* **Exercise directions**
Give only the count of lines containing "this".

(Rows from a dataset)
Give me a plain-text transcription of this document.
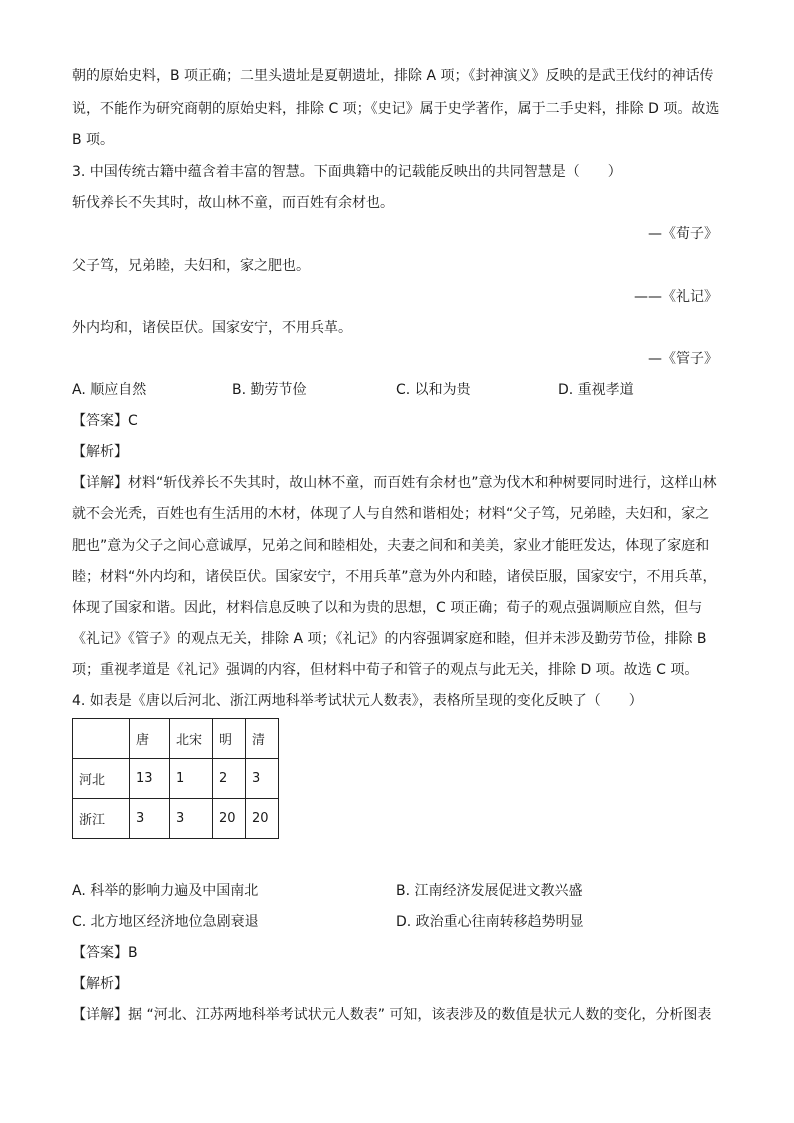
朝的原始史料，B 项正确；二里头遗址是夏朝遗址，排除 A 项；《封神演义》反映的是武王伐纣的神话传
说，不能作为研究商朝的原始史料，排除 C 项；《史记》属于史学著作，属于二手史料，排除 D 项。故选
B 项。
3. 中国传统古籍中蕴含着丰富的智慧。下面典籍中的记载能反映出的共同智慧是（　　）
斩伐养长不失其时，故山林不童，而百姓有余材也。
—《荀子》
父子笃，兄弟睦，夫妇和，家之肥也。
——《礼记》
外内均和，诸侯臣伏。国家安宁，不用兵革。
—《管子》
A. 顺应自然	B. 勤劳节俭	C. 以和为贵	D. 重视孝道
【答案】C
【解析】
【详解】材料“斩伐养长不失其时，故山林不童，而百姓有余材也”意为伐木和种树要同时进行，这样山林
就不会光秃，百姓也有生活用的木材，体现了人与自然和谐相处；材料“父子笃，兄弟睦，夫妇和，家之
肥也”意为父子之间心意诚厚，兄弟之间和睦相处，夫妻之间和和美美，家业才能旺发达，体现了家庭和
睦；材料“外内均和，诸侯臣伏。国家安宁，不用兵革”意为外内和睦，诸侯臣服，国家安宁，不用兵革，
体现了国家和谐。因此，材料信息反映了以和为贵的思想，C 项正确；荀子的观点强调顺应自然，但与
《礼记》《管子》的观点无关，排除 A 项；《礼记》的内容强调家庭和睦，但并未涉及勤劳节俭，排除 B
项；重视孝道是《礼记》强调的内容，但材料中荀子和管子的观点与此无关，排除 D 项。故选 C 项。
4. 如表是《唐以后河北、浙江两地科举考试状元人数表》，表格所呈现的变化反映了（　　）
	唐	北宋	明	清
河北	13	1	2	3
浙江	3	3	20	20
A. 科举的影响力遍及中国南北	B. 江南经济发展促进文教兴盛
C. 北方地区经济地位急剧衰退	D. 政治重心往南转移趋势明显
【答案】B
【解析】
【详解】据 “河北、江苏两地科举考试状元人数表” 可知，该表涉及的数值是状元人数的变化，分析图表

---

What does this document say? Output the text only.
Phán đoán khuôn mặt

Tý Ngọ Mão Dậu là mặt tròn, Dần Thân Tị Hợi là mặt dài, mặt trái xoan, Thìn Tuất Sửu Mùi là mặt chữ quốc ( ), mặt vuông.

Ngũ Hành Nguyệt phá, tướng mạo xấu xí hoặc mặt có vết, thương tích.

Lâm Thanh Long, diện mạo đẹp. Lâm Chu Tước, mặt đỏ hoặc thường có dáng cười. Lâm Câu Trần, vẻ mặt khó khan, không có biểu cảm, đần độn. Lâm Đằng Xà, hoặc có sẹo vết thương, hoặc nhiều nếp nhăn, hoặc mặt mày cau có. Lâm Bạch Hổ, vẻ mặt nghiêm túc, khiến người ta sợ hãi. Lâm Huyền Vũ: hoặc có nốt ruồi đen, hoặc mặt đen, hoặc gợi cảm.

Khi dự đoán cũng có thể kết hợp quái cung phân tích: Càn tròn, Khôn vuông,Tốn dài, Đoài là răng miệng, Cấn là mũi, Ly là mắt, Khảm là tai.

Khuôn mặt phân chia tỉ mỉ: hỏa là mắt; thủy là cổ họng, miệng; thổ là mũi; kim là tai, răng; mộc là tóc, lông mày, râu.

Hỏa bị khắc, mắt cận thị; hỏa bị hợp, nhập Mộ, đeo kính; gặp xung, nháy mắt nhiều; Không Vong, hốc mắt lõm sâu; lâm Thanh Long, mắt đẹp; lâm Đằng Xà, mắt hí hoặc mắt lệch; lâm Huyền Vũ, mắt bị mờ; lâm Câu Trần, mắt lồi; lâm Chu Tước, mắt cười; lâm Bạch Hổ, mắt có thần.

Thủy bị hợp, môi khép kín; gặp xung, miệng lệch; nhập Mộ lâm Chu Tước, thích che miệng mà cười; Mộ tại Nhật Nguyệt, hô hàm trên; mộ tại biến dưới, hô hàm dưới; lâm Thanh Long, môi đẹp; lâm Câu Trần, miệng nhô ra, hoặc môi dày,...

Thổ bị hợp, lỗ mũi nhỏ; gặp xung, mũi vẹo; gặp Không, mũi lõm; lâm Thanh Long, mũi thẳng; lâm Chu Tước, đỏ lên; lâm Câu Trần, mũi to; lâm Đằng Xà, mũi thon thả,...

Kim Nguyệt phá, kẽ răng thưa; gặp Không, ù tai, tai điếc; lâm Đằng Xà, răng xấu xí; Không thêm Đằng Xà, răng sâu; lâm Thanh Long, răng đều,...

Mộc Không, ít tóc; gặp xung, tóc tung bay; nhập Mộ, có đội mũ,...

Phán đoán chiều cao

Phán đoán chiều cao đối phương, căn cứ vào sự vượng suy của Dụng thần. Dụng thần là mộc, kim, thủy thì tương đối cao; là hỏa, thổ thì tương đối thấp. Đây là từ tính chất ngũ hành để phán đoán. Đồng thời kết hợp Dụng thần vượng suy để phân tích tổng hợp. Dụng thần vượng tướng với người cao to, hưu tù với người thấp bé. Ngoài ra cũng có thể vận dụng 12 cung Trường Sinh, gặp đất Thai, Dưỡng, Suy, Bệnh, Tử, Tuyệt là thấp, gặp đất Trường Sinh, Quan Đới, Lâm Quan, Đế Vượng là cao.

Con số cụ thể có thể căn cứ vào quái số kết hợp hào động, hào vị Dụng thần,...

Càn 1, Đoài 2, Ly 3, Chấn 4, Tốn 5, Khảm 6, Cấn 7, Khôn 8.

* **Finished answer**
2